● **Written problem a**
Report how many lines of the records below contain the string "members", treating case as significant. Give only the number.

● **Text section**
>>>>>

# Perform index shift on summation containing factorial

I'm having a hilariously hard time solving a problem that looks/feels so easy but just won't open up to me. I'm trying to show this equality:

$$\sum_{k=0}^{n-1} \frac{1}{k!(n-k-1)!} = \sum_{k=1}^{n} \frac{1}{(k-1)!(n-k)!}$$

It's so very obvious that the results in these sums are always the same, just that k is shifted by 1 on the right side, but I cannot figure out how extract the right terms to shift the indices properly.

Would really appreciate some help.

<<<<<

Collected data
>>>>>

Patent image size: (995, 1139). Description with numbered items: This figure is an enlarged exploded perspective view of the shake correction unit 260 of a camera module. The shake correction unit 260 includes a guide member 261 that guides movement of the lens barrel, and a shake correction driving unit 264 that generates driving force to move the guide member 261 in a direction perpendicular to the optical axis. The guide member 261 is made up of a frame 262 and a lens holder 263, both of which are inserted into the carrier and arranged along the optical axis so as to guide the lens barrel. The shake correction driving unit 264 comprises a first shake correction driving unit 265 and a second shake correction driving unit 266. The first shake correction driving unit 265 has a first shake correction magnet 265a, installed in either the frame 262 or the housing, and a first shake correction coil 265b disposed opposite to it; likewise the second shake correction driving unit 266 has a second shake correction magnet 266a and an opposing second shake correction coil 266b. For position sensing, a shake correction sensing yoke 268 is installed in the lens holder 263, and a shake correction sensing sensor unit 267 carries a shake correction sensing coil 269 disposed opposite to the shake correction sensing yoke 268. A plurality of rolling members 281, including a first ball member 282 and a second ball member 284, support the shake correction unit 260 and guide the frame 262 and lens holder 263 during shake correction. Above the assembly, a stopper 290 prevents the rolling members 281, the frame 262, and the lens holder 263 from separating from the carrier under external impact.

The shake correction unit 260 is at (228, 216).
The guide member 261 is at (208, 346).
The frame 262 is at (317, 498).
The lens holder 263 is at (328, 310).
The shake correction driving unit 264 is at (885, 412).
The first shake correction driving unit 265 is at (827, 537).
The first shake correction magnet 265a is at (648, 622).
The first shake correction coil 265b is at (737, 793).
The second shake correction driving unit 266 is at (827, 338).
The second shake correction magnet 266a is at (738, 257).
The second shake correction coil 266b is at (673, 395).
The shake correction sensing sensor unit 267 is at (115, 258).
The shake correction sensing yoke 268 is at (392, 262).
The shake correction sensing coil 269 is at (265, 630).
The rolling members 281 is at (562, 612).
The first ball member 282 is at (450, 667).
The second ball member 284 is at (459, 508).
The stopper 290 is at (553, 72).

<<<<<

● **Written problem b**
From the question about shifting a summation index, extract the passage starting at "It's so very" and ending at "appreciate some help.", copying it word for word.

● **Expected output a**
2

● **Expected output b**
It's so very obvious that the results in these sums are always the same, just that k is shifted by 1 on the right side, but I cannot figure out how extract the right terms to shift the indices properly.

Would really appreciate some help.